Work to complete: Gather the lines that hold the string "Domicílio".

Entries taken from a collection
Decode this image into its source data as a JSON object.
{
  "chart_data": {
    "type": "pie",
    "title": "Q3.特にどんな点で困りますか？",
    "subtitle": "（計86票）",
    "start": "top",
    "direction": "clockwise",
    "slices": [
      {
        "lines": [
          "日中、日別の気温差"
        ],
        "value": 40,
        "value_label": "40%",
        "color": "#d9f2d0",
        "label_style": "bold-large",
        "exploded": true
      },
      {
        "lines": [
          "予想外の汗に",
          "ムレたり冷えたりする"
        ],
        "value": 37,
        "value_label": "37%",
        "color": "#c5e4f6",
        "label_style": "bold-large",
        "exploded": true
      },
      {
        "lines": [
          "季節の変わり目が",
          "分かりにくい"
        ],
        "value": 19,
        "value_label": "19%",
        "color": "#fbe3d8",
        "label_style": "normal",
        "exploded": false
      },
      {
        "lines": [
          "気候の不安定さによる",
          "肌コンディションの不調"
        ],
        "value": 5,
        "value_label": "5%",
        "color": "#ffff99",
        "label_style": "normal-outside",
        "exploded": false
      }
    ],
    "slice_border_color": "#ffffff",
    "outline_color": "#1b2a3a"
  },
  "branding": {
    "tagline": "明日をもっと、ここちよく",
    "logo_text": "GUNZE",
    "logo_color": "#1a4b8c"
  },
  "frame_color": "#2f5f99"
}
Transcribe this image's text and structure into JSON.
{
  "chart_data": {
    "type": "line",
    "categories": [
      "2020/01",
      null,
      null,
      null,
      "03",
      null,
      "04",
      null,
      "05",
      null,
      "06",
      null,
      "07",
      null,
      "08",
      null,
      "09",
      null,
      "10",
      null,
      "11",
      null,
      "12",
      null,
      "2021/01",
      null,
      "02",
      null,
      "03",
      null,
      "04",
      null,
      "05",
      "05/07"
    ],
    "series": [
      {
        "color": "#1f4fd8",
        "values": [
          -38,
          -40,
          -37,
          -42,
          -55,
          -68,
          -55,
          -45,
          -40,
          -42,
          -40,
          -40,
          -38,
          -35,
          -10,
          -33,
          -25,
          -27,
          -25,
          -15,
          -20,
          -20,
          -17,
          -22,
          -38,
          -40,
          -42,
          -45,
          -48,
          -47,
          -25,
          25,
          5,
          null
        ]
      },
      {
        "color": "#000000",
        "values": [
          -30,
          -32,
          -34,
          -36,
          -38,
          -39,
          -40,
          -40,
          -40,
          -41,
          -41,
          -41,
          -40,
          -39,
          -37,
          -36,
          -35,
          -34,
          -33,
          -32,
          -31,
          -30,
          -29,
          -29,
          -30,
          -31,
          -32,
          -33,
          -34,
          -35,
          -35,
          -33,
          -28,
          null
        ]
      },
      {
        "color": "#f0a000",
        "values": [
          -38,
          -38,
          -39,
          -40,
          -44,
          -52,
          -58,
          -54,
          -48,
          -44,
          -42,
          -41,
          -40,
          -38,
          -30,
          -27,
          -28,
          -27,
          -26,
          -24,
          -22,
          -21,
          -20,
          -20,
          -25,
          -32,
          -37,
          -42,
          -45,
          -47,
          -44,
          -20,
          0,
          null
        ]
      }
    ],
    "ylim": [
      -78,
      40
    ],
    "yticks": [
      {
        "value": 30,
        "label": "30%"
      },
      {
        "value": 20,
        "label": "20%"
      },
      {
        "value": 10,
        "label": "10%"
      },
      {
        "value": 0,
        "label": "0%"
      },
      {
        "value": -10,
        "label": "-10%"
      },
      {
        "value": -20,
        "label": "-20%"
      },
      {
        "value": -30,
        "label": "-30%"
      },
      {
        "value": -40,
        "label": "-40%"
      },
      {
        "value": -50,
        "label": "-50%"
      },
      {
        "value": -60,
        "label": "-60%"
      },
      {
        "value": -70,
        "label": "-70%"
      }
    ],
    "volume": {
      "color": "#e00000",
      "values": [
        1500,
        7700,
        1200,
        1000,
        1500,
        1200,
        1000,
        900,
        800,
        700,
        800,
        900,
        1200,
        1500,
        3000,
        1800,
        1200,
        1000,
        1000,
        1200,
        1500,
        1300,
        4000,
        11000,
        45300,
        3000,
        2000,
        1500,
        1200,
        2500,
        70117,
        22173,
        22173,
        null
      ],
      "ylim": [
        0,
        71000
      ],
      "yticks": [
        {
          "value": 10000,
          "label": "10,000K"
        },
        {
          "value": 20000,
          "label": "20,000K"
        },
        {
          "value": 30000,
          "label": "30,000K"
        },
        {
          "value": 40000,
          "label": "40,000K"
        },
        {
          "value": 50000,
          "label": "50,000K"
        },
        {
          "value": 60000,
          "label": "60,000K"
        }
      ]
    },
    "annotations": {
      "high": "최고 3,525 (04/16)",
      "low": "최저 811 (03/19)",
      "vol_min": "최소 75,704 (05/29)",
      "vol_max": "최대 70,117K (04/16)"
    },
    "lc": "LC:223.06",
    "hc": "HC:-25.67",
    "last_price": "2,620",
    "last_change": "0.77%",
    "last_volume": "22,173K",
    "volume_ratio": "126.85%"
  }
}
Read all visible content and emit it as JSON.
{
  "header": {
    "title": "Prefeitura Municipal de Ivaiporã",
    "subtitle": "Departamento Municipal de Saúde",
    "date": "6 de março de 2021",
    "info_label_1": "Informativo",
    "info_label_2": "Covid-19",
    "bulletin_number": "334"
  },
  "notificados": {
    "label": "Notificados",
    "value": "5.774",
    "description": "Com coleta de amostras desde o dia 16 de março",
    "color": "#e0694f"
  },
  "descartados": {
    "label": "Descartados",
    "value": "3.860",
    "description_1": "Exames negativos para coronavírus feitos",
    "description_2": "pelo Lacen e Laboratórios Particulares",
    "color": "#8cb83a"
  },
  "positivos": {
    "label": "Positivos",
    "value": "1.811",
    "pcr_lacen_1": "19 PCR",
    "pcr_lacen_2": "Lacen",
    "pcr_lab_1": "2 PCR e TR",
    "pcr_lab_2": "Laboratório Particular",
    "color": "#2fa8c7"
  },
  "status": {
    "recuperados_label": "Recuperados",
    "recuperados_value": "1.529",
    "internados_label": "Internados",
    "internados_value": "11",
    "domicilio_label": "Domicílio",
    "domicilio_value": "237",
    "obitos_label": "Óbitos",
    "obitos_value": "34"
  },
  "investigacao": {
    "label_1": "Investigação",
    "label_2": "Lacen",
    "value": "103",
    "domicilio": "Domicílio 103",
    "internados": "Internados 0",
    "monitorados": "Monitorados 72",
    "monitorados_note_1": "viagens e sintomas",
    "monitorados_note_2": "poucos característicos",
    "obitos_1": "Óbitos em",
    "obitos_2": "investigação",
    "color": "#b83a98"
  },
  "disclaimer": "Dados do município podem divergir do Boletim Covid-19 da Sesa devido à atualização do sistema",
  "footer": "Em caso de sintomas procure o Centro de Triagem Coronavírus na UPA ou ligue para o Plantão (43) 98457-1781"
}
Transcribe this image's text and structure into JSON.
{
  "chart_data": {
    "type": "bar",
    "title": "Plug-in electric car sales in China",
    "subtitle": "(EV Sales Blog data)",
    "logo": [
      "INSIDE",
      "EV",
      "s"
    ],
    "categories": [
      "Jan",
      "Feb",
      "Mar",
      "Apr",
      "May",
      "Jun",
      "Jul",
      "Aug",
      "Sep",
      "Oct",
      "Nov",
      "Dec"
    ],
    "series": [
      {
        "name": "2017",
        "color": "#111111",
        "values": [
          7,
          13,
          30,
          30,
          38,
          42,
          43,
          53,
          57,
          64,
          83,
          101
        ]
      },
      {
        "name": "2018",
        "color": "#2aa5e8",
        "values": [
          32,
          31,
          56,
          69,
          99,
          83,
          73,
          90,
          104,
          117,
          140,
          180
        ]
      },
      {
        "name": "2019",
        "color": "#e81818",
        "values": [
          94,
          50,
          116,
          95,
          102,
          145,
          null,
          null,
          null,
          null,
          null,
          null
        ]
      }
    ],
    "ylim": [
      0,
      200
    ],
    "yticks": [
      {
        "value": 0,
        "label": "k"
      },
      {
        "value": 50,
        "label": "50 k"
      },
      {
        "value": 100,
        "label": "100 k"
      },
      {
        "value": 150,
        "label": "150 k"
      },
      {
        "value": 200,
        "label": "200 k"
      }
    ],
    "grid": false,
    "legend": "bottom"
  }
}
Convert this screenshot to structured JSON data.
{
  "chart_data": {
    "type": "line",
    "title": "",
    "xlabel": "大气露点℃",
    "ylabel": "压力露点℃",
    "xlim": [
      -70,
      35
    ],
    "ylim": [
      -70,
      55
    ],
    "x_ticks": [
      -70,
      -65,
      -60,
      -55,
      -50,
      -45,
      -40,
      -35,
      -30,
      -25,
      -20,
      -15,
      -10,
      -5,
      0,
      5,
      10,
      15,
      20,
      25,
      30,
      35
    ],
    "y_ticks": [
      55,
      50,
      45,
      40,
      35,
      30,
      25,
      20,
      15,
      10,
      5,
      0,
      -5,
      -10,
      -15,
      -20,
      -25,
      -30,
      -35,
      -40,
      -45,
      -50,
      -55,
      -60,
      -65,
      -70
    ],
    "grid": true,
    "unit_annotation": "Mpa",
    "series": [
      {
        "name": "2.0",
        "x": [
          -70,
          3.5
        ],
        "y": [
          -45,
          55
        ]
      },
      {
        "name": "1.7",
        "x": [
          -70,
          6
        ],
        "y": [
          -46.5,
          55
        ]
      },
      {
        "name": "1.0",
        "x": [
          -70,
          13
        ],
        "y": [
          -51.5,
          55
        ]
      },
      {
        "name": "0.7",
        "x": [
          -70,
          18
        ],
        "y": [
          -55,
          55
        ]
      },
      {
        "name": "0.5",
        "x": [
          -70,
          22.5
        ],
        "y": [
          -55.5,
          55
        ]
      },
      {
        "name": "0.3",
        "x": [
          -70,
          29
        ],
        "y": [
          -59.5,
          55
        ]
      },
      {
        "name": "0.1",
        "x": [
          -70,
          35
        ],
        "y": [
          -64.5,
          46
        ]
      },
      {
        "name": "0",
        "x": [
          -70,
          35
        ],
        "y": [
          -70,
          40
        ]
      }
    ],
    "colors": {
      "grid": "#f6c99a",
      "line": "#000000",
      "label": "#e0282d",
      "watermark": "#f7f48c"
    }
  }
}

Solved exercise:
    "domicilio_label": "Domicílio",
    "domicilio": "Domicílio 103",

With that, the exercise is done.